[What you will do]: Filter the lines below, copying only those that contain the string "right".

Data items
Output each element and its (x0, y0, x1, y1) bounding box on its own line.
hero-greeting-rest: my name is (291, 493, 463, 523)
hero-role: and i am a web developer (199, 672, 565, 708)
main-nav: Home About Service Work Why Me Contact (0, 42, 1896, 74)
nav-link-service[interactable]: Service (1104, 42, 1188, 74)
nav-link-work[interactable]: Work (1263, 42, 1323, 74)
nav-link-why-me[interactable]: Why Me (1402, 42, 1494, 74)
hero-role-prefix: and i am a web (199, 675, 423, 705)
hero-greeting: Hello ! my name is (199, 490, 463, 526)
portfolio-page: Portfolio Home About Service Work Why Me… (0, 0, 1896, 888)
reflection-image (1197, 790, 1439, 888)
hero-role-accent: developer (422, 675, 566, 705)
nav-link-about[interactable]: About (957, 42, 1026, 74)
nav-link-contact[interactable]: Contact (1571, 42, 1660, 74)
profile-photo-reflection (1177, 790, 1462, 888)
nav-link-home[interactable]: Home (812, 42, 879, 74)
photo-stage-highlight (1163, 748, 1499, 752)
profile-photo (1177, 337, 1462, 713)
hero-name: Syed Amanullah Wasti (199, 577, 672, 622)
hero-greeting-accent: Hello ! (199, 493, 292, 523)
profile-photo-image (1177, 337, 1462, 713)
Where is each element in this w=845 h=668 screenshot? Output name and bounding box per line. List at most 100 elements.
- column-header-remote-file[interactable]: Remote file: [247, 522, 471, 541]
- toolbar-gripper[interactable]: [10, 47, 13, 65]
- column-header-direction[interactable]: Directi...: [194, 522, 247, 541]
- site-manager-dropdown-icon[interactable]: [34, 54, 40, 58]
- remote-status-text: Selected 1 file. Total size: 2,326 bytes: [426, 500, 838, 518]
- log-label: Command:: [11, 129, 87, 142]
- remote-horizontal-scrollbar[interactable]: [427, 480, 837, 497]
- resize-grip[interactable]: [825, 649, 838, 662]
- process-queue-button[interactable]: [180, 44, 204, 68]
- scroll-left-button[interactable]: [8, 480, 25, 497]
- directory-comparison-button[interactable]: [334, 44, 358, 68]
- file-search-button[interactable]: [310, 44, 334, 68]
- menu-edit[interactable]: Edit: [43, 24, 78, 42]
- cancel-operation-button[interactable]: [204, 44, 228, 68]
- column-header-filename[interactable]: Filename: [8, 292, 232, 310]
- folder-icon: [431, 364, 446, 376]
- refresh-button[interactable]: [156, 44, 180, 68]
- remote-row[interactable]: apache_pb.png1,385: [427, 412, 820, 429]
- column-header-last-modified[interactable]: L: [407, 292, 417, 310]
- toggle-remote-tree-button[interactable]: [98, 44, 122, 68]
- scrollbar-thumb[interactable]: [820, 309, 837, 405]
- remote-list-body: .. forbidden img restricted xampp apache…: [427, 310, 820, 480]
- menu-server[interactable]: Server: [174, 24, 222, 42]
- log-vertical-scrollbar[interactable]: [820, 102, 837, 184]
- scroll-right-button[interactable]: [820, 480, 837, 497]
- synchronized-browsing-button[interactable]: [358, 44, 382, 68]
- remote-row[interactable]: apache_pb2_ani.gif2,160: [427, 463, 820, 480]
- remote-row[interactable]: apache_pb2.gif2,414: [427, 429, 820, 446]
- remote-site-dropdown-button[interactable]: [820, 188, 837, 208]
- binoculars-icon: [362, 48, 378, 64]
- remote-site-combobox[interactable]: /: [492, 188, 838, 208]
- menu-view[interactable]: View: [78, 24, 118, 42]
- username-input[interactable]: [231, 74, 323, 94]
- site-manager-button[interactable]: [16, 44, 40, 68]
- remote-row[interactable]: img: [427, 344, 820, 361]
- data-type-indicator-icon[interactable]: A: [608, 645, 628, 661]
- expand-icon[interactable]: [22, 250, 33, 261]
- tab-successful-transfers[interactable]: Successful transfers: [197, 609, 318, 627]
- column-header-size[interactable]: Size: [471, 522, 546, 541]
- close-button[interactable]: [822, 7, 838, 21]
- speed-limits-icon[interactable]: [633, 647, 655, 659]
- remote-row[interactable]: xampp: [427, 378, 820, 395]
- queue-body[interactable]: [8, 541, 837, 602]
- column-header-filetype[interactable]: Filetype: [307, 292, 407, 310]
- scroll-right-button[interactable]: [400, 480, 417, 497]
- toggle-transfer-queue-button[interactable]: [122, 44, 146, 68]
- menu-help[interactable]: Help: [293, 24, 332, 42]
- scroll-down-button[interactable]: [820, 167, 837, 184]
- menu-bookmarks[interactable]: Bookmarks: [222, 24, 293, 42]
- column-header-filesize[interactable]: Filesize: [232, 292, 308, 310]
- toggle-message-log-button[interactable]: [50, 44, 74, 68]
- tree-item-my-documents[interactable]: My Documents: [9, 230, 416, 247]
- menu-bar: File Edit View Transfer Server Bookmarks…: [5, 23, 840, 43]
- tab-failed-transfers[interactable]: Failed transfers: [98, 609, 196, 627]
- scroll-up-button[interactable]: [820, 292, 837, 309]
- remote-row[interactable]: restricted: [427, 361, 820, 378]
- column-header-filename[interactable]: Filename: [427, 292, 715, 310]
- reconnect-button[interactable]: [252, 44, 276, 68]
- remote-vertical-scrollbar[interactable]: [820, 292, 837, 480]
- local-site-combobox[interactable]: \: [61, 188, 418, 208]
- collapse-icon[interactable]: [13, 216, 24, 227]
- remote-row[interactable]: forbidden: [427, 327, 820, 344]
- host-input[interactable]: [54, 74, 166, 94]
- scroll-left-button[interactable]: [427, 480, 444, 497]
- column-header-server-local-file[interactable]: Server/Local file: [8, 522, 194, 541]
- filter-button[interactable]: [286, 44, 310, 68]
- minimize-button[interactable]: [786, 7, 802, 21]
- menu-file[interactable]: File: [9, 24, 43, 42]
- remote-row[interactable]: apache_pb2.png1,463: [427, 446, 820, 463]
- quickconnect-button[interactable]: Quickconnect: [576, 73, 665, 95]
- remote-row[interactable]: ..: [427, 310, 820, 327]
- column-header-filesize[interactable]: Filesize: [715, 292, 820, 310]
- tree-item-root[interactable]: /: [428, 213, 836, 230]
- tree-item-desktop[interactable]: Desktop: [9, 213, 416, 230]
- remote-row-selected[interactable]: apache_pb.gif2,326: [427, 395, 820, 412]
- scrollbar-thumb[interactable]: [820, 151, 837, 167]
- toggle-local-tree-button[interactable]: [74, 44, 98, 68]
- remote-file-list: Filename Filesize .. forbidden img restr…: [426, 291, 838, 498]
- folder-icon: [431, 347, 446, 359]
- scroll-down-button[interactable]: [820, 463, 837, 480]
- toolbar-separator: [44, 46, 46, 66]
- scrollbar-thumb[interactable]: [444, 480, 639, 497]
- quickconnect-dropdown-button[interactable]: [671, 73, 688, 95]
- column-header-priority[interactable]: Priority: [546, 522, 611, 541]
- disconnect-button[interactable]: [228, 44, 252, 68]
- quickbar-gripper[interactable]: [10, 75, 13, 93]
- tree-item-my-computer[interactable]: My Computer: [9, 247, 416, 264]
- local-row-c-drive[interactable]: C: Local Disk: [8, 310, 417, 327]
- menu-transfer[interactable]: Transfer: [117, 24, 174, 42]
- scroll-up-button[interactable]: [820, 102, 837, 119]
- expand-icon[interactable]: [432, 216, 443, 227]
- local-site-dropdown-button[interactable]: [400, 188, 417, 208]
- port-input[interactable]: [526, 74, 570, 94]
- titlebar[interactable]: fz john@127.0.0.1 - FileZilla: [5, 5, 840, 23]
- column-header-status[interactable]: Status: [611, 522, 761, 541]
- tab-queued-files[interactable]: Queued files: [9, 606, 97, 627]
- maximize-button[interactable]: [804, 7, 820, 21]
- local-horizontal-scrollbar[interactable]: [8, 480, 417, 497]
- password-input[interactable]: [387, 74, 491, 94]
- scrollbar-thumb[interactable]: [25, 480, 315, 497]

[Final answer]:
- scroll-right-button[interactable]: [820, 480, 837, 497]
- scroll-right-button[interactable]: [400, 480, 417, 497]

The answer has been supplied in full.